(Stored records)
......

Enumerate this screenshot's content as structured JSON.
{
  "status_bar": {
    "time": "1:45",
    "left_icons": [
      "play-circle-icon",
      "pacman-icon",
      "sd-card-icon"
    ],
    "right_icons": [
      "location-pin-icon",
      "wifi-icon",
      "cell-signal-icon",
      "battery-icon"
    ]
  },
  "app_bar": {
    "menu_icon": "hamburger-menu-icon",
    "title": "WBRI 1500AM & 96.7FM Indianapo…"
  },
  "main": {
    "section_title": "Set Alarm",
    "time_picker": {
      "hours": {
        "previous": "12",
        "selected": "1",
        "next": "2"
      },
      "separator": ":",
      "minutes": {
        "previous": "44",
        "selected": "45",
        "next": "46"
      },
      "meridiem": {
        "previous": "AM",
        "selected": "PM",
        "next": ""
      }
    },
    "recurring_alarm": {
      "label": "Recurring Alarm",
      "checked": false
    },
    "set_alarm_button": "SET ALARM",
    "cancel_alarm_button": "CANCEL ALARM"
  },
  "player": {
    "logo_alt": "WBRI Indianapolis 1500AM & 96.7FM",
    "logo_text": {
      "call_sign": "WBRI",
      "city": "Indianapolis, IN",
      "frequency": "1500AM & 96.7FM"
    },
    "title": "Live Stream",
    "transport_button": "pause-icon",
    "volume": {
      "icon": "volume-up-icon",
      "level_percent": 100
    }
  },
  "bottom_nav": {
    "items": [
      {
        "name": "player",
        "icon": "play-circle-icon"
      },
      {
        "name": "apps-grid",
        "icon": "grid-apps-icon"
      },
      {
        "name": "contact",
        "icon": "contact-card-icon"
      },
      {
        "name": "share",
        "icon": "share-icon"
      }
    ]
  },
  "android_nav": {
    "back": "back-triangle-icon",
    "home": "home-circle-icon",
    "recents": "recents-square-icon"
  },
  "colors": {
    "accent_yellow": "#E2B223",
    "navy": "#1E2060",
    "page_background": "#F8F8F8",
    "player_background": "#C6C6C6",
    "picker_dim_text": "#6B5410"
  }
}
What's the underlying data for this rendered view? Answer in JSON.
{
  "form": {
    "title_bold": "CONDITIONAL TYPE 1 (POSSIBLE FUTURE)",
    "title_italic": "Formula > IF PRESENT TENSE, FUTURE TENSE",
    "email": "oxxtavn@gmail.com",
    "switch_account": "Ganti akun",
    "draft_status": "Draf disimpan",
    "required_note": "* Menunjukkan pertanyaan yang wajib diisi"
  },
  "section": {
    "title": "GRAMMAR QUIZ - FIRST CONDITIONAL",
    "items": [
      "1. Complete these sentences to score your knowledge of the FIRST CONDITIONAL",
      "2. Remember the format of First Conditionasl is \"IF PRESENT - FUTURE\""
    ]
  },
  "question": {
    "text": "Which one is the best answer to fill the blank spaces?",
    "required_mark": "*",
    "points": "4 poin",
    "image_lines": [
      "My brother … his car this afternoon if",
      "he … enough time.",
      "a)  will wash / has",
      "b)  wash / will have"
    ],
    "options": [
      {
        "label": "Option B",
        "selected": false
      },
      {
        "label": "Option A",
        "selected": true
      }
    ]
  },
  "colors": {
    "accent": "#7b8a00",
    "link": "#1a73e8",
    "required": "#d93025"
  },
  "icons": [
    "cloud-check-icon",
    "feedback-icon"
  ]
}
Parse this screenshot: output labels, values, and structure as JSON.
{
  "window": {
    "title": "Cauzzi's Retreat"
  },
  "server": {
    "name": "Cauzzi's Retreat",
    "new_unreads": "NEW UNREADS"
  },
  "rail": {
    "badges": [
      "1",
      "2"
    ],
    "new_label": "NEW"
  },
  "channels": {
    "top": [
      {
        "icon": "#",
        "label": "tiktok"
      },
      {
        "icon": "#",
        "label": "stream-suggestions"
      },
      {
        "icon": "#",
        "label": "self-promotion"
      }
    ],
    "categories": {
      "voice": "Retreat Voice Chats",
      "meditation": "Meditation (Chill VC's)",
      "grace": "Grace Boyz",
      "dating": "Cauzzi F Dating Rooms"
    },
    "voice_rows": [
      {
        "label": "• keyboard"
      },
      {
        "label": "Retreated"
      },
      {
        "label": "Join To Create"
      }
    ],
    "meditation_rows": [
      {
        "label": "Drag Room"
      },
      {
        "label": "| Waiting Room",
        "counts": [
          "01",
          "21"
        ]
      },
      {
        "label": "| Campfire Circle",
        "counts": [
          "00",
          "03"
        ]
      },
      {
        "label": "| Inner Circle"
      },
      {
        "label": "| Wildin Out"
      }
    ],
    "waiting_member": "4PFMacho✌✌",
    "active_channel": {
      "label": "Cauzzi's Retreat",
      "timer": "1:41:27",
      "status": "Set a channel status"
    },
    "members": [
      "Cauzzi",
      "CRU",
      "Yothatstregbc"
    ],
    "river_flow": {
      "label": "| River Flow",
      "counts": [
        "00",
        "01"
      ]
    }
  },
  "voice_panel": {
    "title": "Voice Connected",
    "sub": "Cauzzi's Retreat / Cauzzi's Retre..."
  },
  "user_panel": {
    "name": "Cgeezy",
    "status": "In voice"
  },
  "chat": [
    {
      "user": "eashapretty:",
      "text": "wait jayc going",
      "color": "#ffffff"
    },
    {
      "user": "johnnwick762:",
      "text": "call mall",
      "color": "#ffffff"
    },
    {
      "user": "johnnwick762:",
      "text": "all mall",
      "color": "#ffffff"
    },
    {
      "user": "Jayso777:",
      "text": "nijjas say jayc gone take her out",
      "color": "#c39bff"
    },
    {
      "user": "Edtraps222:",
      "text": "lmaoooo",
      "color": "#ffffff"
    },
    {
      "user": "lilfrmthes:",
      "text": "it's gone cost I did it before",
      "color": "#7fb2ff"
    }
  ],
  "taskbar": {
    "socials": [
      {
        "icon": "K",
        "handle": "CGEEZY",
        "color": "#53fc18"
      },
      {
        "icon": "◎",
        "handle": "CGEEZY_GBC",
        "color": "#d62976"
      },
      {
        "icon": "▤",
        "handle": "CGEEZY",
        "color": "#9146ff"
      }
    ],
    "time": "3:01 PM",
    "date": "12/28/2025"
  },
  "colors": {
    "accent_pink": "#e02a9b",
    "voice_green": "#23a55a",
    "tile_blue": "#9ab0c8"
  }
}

......

Exercise -
Write out the full listing, keeping every line exactly as it is.

Solution for this task -
Enumerate this screenshot's content as structured JSON.
{
  "status_bar": {
    "time": "1:45",
    "left_icons": [
      "play-circle-icon",
      "pacman-icon",
      "sd-card-icon"
    ],
    "right_icons": [
      "location-pin-icon",
      "wifi-icon",
      "cell-signal-icon",
      "battery-icon"
    ]
  },
  "app_bar": {
    "menu_icon": "hamburger-menu-icon",
    "title": "WBRI 1500AM & 96.7FM Indianapo…"
  },
  "main": {
    "section_title": "Set Alarm",
    "time_picker": {
      "hours": {
        "previous": "12",
        "selected": "1",
        "next": "2"
      },
      "separator": ":",
      "minutes": {
        "previous": "44",
        "selected": "45",
        "next": "46"
      },
      "meridiem": {
        "previous": "AM",
        "selected": "PM",
        "next": ""
      }
    },
    "recurring_alarm": {
      "label": "Recurring Alarm",
      "checked": false
    },
    "set_alarm_button": "SET ALARM",
    "cancel_alarm_button": "CANCEL ALARM"
  },
  "player": {
    "logo_alt": "WBRI Indianapolis 1500AM & 96.7FM",
    "logo_text": {
      "call_sign": "WBRI",
      "city": "Indianapolis, IN",
      "frequency": "1500AM & 96.7FM"
    },
    "title": "Live Stream",
    "transport_button": "pause-icon",
    "volume": {
      "icon": "volume-up-icon",
      "level_percent": 100
    }
  },
  "bottom_nav": {
    "items": [
      {
        "name": "player",
        "icon": "play-circle-icon"
      },
      {
        "name": "apps-grid",
        "icon": "grid-apps-icon"
      },
      {
        "name": "contact",
        "icon": "contact-card-icon"
      },
      {
        "name": "share",
        "icon": "share-icon"
      }
    ]
  },
  "android_nav": {
    "back": "back-triangle-icon",
    "home": "home-circle-icon",
    "recents": "recents-square-icon"
  },
  "colors": {
    "accent_yellow": "#E2B223",
    "navy": "#1E2060",
    "page_background": "#F8F8F8",
    "player_background": "#C6C6C6",
    "picker_dim_text": "#6B5410"
  }
}
What's the underlying data for this rendered view? Answer in JSON.
{
  "form": {
    "title_bold": "CONDITIONAL TYPE 1 (POSSIBLE FUTURE)",
    "title_italic": "Formula > IF PRESENT TENSE, FUTURE TENSE",
    "email": "oxxtavn@gmail.com",
    "switch_account": "Ganti akun",
    "draft_status": "Draf disimpan",
    "required_note": "* Menunjukkan pertanyaan yang wajib diisi"
  },
  "section": {
    "title": "GRAMMAR QUIZ - FIRST CONDITIONAL",
    "items": [
      "1. Complete these sentences to score your knowledge of the FIRST CONDITIONAL",
      "2. Remember the format of First Conditionasl is \"IF PRESENT - FUTURE\""
    ]
  },
  "question": {
    "text": "Which one is the best answer to fill the blank spaces?",
    "required_mark": "*",
    "points": "4 poin",
    "image_lines": [
      "My brother … his car this afternoon if",
      "he … enough time.",
      "a)  will wash / has",
      "b)  wash / will have"
    ],
    "options": [
      {
        "label": "Option B",
        "selected": false
      },
      {
        "label": "Option A",
        "selected": true
      }
    ]
  },
  "colors": {
    "accent": "#7b8a00",
    "link": "#1a73e8",
    "required": "#d93025"
  },
  "icons": [
    "cloud-check-icon",
    "feedback-icon"
  ]
}
Parse this screenshot: output labels, values, and structure as JSON.
{
  "window": {
    "title": "Cauzzi's Retreat"
  },
  "server": {
    "name": "Cauzzi's Retreat",
    "new_unreads": "NEW UNREADS"
  },
  "rail": {
    "badges": [
      "1",
      "2"
    ],
    "new_label": "NEW"
  },
  "channels": {
    "top": [
      {
        "icon": "#",
        "label": "tiktok"
      },
      {
        "icon": "#",
        "label": "stream-suggestions"
      },
      {
        "icon": "#",
        "label": "self-promotion"
      }
    ],
    "categories": {
      "voice": "Retreat Voice Chats",
      "meditation": "Meditation (Chill VC's)",
      "grace": "Grace Boyz",
      "dating": "Cauzzi F Dating Rooms"
    },
    "voice_rows": [
      {
        "label": "• keyboard"
      },
      {
        "label": "Retreated"
      },
      {
        "label": "Join To Create"
      }
    ],
    "meditation_rows": [
      {
        "label": "Drag Room"
      },
      {
        "label": "| Waiting Room",
        "counts": [
          "01",
          "21"
        ]
      },
      {
        "label": "| Campfire Circle",
        "counts": [
          "00",
          "03"
        ]
      },
      {
        "label": "| Inner Circle"
      },
      {
        "label": "| Wildin Out"
      }
    ],
    "waiting_member": "4PFMacho✌✌",
    "active_channel": {
      "label": "Cauzzi's Retreat",
      "timer": "1:41:27",
      "status": "Set a channel status"
    },
    "members": [
      "Cauzzi",
      "CRU",
      "Yothatstregbc"
    ],
    "river_flow": {
      "label": "| River Flow",
      "counts": [
        "00",
        "01"
      ]
    }
  },
  "voice_panel": {
    "title": "Voice Connected",
    "sub": "Cauzzi's Retreat / Cauzzi's Retre..."
  },
  "user_panel": {
    "name": "Cgeezy",
    "status": "In voice"
  },
  "chat": [
    {
      "user": "eashapretty:",
      "text": "wait jayc going",
      "color": "#ffffff"
    },
    {
      "user": "johnnwick762:",
      "text": "call mall",
      "color": "#ffffff"
    },
    {
      "user": "johnnwick762:",
      "text": "all mall",
      "color": "#ffffff"
    },
    {
      "user": "Jayso777:",
      "text": "nijjas say jayc gone take her out",
      "color": "#c39bff"
    },
    {
      "user": "Edtraps222:",
      "text": "lmaoooo",
      "color": "#ffffff"
    },
    {
      "user": "lilfrmthes:",
      "text": "it's gone cost I did it before",
      "color": "#7fb2ff"
    }
  ],
  "taskbar": {
    "socials": [
      {
        "icon": "K",
        "handle": "CGEEZY",
        "color": "#53fc18"
      },
      {
        "icon": "◎",
        "handle": "CGEEZY_GBC",
        "color": "#d62976"
      },
      {
        "icon": "▤",
        "handle": "CGEEZY",
        "color": "#9146ff"
      }
    ],
    "time": "3:01 PM",
    "date": "12/28/2025"
  },
  "colors": {
    "accent_pink": "#e02a9b",
    "voice_green": "#23a55a",
    "tile_blue": "#9ab0c8"
  }
}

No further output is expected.